**Exercise objective:** Check each line of the listing, and copy it if it contains the word "adjectives".

**Available data:**
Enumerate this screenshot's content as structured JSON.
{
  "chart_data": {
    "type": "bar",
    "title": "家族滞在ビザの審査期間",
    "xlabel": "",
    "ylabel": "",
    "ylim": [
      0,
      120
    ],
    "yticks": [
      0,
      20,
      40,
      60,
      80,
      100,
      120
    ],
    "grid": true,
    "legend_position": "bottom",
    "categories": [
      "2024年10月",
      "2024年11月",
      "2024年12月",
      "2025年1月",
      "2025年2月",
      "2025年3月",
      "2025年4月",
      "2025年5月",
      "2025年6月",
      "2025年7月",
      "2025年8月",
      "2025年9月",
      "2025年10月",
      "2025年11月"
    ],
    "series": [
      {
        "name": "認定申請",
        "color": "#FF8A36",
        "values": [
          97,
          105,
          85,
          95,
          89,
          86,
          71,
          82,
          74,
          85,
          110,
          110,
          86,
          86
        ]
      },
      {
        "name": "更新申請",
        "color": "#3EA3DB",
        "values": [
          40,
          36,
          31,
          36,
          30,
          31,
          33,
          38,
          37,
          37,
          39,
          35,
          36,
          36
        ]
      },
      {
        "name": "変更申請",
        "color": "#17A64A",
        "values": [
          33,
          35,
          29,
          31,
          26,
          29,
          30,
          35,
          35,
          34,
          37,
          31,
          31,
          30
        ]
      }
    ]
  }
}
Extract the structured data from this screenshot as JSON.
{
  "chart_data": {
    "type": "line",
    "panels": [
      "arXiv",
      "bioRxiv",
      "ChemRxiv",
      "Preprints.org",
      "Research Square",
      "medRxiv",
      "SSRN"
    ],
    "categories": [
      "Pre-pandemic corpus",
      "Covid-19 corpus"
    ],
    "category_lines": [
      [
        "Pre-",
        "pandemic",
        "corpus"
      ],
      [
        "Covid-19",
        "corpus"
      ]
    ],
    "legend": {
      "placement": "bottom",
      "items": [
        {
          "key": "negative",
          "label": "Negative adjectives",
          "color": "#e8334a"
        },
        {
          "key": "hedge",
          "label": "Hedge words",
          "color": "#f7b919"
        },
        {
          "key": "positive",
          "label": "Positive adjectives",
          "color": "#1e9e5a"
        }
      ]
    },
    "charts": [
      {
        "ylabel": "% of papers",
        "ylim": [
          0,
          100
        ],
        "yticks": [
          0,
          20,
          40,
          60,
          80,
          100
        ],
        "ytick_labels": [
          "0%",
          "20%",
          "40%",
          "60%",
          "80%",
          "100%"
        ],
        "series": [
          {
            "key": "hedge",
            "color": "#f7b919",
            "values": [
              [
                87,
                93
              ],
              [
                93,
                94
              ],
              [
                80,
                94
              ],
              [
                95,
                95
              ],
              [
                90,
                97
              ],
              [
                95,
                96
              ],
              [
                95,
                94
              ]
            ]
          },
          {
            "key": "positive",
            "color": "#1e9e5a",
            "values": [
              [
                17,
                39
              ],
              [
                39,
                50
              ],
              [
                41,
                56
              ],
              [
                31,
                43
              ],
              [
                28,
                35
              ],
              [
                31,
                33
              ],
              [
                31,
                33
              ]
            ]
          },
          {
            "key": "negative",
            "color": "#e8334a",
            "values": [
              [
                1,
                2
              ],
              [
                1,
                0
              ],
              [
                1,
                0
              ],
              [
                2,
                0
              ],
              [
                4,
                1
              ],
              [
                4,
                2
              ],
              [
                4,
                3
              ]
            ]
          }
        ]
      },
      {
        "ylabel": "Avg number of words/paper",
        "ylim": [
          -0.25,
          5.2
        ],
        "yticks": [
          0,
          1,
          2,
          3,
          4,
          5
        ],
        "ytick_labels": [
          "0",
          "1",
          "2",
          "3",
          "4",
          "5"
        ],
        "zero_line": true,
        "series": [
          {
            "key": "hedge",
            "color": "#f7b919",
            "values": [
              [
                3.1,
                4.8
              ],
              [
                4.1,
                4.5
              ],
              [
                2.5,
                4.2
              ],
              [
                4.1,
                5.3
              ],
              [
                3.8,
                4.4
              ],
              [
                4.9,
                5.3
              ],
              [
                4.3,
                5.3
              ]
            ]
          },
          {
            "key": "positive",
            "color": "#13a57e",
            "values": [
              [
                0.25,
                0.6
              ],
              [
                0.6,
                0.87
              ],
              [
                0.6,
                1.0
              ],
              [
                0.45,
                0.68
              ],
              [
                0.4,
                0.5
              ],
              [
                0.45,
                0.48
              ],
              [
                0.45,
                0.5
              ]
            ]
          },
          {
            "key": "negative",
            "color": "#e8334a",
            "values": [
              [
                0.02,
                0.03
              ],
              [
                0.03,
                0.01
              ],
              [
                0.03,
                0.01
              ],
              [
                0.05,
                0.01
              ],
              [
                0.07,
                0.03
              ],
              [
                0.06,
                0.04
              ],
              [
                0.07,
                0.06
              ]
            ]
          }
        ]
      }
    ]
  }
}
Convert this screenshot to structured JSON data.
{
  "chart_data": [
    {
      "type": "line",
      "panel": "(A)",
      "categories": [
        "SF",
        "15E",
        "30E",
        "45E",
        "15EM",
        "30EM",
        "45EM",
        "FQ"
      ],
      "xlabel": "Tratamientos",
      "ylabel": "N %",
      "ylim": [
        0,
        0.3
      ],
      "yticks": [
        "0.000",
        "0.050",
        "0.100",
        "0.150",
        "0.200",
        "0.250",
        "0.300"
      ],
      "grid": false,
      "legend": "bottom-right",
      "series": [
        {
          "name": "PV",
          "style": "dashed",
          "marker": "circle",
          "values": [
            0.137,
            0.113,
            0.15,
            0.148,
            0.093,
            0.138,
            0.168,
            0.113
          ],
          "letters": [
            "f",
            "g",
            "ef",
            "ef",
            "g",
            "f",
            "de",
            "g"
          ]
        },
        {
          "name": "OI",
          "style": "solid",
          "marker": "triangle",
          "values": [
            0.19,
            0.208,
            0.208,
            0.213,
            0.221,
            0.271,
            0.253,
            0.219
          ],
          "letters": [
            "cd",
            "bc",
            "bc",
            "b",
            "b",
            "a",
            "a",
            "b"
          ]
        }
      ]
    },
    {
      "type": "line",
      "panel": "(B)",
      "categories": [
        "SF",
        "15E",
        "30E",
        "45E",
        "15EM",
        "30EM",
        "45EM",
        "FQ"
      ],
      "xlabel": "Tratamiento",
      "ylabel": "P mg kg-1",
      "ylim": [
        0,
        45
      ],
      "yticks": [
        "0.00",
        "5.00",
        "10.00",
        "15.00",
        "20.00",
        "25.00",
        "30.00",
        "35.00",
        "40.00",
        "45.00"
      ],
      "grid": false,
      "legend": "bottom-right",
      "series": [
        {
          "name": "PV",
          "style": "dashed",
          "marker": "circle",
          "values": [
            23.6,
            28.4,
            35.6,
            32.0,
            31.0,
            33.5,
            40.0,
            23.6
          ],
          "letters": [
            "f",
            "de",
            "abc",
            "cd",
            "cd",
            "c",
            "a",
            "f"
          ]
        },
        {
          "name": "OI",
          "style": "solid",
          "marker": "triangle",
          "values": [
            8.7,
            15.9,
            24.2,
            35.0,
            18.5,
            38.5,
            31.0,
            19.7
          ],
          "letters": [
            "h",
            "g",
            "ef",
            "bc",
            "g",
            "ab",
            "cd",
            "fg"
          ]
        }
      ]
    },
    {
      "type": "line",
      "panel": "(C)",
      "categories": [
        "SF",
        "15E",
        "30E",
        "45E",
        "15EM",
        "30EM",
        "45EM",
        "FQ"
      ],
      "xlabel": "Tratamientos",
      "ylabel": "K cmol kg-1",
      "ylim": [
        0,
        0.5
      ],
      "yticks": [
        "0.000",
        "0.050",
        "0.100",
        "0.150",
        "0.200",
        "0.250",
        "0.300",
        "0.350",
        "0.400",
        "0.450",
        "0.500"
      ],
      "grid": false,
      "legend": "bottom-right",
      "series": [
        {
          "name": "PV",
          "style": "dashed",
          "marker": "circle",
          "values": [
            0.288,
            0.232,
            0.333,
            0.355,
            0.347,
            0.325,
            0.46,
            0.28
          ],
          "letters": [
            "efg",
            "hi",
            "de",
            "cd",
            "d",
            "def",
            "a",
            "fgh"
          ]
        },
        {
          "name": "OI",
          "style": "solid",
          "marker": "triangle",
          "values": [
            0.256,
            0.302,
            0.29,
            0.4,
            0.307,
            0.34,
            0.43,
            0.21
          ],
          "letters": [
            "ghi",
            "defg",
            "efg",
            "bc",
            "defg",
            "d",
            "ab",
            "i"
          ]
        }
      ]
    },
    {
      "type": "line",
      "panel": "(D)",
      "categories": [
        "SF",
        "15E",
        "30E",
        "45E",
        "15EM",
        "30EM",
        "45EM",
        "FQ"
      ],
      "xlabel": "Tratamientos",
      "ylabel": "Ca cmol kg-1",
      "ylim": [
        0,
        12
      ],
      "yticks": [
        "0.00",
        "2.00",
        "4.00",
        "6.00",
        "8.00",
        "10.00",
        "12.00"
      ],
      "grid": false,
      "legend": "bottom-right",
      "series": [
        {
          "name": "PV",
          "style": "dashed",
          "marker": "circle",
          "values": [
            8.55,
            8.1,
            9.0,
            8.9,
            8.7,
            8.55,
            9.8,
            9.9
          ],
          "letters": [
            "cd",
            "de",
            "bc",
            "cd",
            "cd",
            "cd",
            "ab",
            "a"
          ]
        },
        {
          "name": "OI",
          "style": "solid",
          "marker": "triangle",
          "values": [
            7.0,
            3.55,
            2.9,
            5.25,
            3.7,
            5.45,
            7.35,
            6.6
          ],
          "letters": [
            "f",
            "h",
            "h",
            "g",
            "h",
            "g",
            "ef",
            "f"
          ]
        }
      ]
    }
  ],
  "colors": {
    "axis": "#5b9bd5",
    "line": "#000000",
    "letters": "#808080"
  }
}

**Task solution:**
          "label": "Negative adjectives",
          "label": "Positive adjectives",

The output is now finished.